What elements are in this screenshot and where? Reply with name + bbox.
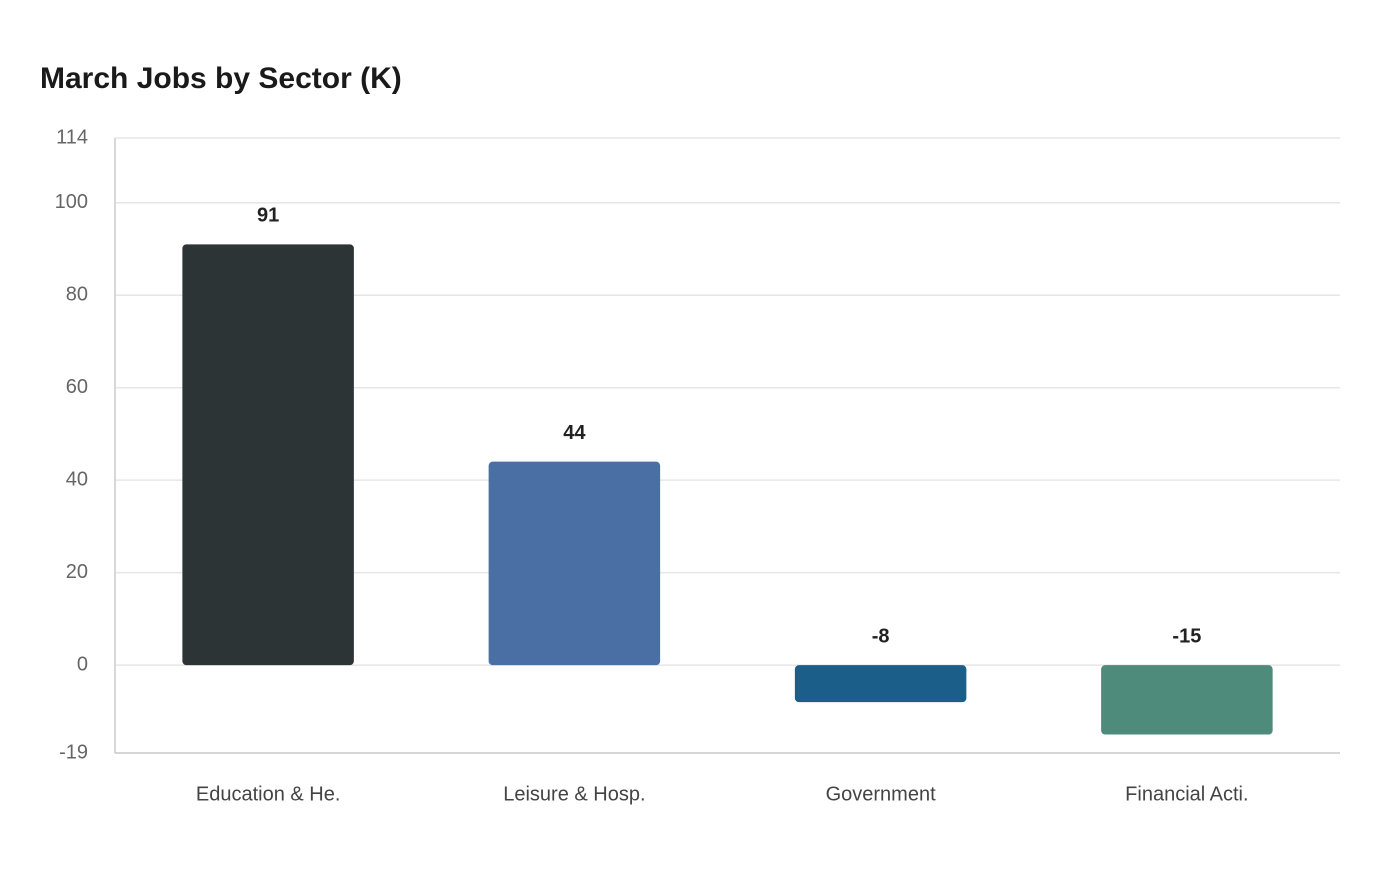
bar bbox=[488, 461, 661, 666]
y-tick-label: -19 bbox=[59, 741, 88, 763]
chart-title: March Jobs by Sector (K) bbox=[40, 62, 402, 95]
bar bbox=[794, 665, 967, 703]
y-tick-label: 100 bbox=[55, 191, 88, 213]
y-tick-label: 40 bbox=[66, 468, 88, 490]
y-tick-label: 0 bbox=[77, 653, 88, 675]
y-tick-label: 60 bbox=[66, 376, 88, 398]
y-tick-label: 20 bbox=[66, 561, 88, 583]
value-label: 91 bbox=[257, 205, 279, 227]
y-tick-label: 80 bbox=[66, 283, 88, 305]
x-tick-label: Education & He. bbox=[196, 783, 341, 805]
y-tick-label: 114 bbox=[56, 126, 88, 148]
x-tick-label: Financial Acti. bbox=[1125, 783, 1248, 805]
x-tick-label: Government bbox=[826, 783, 936, 805]
x-tick-label: Leisure & Hosp. bbox=[503, 783, 645, 805]
bar bbox=[182, 244, 354, 666]
value-label: -8 bbox=[872, 625, 890, 647]
value-label: -15 bbox=[1172, 625, 1201, 647]
bar bbox=[1101, 665, 1273, 735]
value-label: 44 bbox=[563, 422, 586, 444]
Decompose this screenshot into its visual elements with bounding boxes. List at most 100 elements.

+ + + + +

** WORK TO DO **
Rewrite all of the material above with every "elements" replaced by "components" and everything else unchanged. Leave the pictures out.

** RESULT FOR THIS TASK **
What components are in this screenshot and where? Reply with name + bbox.
bar bbox=[488, 461, 661, 666]
y-tick-label: -19 bbox=[59, 741, 88, 763]
chart-title: March Jobs by Sector (K) bbox=[40, 62, 402, 95]
bar bbox=[794, 665, 967, 703]
y-tick-label: 100 bbox=[55, 191, 88, 213]
y-tick-label: 40 bbox=[66, 468, 88, 490]
y-tick-label: 0 bbox=[77, 653, 88, 675]
y-tick-label: 60 bbox=[66, 376, 88, 398]
y-tick-label: 20 bbox=[66, 561, 88, 583]
value-label: 91 bbox=[257, 205, 279, 227]
y-tick-label: 80 bbox=[66, 283, 88, 305]
x-tick-label: Education & He. bbox=[196, 783, 341, 805]
y-tick-label: 114 bbox=[56, 126, 88, 148]
x-tick-label: Financial Acti. bbox=[1125, 783, 1248, 805]
x-tick-label: Government bbox=[826, 783, 936, 805]
x-tick-label: Leisure & Hosp. bbox=[503, 783, 645, 805]
bar bbox=[182, 244, 354, 666]
value-label: -8 bbox=[872, 625, 890, 647]
value-label: -15 bbox=[1172, 625, 1201, 647]
bar bbox=[1101, 665, 1273, 735]
value-label: 44 bbox=[563, 422, 586, 444]
Decompose this screenshot into its visual components with bounding boxes. List at most 100 components.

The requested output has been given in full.